Dataset records

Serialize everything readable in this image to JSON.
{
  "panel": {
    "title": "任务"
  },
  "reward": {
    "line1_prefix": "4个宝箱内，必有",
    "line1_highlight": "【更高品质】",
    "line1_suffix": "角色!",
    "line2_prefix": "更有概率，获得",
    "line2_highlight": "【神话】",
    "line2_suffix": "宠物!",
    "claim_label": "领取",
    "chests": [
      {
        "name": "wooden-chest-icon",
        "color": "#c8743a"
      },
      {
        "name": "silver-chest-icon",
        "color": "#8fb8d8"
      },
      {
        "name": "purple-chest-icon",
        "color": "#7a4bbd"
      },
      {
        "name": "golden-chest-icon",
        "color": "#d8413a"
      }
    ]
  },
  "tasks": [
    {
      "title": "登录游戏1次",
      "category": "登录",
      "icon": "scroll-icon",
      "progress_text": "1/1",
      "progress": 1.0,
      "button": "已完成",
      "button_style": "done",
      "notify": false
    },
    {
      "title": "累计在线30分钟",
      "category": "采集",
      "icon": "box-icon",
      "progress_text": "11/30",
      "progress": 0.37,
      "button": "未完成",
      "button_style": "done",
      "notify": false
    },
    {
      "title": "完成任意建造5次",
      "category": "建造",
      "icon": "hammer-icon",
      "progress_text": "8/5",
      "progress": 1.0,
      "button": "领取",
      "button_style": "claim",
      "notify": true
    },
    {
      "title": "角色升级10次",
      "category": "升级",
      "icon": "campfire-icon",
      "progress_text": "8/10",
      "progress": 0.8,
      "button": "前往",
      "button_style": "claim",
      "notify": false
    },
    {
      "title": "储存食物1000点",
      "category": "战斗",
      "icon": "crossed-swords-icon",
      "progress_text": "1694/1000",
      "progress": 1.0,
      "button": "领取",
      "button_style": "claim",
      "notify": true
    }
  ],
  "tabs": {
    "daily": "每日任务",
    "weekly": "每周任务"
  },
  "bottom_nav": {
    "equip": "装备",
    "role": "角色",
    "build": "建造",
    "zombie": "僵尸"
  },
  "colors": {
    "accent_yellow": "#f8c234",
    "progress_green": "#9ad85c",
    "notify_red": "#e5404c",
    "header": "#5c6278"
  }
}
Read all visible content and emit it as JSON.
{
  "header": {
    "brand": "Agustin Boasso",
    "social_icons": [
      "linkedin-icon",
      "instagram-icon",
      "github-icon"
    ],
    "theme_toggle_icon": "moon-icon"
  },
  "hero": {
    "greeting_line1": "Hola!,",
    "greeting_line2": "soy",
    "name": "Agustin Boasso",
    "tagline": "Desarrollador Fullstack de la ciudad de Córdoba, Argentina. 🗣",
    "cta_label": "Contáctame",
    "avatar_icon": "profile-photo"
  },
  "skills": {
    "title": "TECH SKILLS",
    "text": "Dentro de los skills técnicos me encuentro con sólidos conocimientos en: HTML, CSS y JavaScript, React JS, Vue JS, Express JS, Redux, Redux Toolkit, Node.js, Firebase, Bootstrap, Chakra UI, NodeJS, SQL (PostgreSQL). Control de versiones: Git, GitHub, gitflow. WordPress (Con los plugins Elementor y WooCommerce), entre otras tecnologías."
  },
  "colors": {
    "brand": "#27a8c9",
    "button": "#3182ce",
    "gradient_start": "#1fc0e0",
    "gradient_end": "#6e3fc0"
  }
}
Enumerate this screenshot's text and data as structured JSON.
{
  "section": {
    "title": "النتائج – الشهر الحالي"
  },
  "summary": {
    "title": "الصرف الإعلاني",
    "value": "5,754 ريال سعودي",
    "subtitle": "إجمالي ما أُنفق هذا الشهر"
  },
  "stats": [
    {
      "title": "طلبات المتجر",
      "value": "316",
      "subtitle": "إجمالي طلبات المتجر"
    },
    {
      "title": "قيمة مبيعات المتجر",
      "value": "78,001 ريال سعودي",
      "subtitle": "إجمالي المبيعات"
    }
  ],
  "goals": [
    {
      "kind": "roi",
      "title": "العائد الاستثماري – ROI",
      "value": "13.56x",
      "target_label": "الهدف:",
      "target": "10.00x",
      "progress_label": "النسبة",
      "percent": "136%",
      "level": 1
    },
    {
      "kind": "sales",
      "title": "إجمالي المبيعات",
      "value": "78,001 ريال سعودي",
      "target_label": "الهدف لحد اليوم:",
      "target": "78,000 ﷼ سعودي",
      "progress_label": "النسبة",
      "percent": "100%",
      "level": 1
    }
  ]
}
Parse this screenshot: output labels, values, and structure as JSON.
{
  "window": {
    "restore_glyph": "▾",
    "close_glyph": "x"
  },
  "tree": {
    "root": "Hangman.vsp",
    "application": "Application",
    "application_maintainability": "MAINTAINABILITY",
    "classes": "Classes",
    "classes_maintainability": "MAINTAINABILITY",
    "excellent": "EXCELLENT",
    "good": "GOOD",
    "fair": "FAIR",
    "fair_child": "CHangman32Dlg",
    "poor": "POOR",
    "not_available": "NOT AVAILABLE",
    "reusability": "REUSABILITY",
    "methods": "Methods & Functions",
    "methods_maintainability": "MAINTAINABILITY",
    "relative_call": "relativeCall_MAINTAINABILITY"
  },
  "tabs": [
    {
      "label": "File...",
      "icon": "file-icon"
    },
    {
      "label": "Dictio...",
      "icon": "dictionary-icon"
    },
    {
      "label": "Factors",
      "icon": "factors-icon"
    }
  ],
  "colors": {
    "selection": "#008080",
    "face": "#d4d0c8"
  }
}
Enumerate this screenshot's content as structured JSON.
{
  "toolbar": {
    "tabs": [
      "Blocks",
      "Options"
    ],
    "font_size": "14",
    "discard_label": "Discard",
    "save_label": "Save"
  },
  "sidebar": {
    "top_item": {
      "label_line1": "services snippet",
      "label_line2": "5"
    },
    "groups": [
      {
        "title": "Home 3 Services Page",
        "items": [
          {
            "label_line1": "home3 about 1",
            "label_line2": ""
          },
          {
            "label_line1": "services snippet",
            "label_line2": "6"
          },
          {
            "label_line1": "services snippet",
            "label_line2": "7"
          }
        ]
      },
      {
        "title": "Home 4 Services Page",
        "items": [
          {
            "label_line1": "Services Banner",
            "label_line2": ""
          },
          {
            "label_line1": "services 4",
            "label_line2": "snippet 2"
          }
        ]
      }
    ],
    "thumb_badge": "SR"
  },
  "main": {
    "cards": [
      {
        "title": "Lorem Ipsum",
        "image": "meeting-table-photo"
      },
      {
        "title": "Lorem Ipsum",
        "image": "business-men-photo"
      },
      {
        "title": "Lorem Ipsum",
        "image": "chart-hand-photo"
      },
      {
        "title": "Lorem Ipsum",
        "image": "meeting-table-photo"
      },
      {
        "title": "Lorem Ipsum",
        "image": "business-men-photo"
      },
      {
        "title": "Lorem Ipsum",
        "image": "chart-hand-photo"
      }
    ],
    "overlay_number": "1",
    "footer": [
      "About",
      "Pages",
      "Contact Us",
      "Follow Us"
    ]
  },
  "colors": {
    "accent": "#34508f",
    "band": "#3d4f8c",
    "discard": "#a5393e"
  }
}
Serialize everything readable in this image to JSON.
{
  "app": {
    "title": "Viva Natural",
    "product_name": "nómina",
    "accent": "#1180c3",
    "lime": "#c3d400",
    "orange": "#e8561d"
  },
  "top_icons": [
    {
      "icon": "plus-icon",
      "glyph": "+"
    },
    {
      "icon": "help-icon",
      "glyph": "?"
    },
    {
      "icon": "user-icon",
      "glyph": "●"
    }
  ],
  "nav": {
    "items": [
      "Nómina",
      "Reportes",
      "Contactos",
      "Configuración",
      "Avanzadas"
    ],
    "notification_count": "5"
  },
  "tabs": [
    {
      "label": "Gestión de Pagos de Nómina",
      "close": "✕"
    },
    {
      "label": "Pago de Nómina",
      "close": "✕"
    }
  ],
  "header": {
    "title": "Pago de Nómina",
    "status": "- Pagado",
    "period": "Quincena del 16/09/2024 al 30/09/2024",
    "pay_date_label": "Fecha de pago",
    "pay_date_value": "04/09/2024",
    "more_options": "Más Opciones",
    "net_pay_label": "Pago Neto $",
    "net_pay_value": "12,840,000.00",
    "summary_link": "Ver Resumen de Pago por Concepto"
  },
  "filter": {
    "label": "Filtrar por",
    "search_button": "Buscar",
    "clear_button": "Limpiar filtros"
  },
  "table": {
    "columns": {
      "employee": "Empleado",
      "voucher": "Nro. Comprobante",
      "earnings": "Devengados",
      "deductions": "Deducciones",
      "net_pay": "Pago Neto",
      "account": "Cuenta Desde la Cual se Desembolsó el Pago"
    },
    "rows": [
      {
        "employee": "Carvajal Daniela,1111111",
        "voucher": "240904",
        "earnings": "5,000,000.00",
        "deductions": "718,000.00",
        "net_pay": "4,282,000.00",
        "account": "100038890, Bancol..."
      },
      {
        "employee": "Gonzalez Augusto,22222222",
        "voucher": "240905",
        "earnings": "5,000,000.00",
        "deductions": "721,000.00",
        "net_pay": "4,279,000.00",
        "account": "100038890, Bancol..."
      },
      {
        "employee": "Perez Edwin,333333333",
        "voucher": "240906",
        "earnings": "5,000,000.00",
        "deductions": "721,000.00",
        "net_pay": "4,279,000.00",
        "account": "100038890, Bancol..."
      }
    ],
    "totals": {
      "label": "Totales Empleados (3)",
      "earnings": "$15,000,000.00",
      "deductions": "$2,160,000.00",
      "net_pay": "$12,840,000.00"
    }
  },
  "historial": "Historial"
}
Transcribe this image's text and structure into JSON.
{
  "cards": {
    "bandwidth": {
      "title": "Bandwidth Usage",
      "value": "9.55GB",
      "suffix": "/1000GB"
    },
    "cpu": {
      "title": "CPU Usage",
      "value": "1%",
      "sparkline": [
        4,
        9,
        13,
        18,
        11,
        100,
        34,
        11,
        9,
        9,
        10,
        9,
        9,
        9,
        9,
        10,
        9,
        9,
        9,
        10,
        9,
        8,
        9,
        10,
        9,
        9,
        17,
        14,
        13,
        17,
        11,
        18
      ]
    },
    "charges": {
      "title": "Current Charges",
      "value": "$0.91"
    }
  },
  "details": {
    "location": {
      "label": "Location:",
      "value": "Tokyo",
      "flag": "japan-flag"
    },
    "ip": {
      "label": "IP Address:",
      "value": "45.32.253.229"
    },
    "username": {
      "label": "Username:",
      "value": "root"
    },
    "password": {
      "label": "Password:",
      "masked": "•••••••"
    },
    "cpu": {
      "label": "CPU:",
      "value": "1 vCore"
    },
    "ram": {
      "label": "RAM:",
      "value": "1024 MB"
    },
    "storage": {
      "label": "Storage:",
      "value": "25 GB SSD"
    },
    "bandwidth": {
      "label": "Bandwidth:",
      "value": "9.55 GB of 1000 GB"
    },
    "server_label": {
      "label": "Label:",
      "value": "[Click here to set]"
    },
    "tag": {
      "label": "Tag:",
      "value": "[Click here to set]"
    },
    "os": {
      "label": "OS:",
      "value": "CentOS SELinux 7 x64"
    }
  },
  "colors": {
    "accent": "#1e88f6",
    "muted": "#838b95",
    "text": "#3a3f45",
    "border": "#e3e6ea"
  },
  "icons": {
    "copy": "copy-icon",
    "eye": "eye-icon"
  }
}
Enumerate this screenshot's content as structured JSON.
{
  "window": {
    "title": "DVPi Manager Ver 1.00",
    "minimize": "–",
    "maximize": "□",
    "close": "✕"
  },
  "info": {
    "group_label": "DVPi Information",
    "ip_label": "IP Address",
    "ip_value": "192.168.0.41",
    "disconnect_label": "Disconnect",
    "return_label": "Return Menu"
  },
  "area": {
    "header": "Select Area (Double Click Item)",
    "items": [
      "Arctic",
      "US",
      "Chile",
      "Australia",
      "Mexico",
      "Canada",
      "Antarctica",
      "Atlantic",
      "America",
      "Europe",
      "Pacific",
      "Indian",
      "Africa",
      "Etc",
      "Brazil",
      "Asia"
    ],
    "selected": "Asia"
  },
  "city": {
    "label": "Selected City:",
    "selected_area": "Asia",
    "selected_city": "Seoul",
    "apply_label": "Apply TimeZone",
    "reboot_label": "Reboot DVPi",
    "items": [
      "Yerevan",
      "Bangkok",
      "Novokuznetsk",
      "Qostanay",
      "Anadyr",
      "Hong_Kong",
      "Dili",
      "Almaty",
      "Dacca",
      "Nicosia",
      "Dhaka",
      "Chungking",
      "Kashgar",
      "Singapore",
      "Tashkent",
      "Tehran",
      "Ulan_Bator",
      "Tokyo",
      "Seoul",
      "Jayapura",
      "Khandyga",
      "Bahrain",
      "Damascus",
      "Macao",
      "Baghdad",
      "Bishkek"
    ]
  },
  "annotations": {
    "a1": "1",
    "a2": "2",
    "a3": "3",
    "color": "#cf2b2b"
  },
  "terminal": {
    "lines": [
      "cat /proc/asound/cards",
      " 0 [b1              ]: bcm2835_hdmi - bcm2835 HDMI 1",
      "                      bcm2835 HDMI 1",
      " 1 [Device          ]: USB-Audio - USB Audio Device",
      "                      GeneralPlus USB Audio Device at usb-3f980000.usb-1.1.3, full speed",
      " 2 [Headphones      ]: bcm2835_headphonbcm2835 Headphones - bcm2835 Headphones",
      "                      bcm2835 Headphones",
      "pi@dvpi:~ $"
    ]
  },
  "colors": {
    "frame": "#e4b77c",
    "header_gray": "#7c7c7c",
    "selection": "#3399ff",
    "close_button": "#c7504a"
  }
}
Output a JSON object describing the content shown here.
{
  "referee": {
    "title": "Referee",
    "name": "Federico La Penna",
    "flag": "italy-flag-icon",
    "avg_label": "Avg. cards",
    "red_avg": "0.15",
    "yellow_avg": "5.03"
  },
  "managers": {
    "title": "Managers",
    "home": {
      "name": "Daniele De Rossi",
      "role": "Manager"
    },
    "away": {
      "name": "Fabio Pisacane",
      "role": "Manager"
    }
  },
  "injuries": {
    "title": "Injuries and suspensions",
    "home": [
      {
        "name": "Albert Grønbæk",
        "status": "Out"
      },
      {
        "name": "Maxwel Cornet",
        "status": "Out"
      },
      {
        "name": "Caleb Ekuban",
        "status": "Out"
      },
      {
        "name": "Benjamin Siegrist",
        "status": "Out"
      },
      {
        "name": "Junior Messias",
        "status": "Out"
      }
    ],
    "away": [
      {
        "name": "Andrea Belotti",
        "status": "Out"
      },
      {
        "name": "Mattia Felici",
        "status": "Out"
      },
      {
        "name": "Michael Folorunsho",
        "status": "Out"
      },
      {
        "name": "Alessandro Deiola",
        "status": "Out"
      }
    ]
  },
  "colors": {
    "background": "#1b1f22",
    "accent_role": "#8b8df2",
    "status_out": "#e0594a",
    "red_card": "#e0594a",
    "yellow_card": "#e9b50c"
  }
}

GOAL:
Where a line of the entries contains the word "cards", copy that line.

RESPONSE TO THIS TASK:
    "cards": [
  "cards": {
      "cat /proc/asound/cards",
    "avg_label": "Avg. cards",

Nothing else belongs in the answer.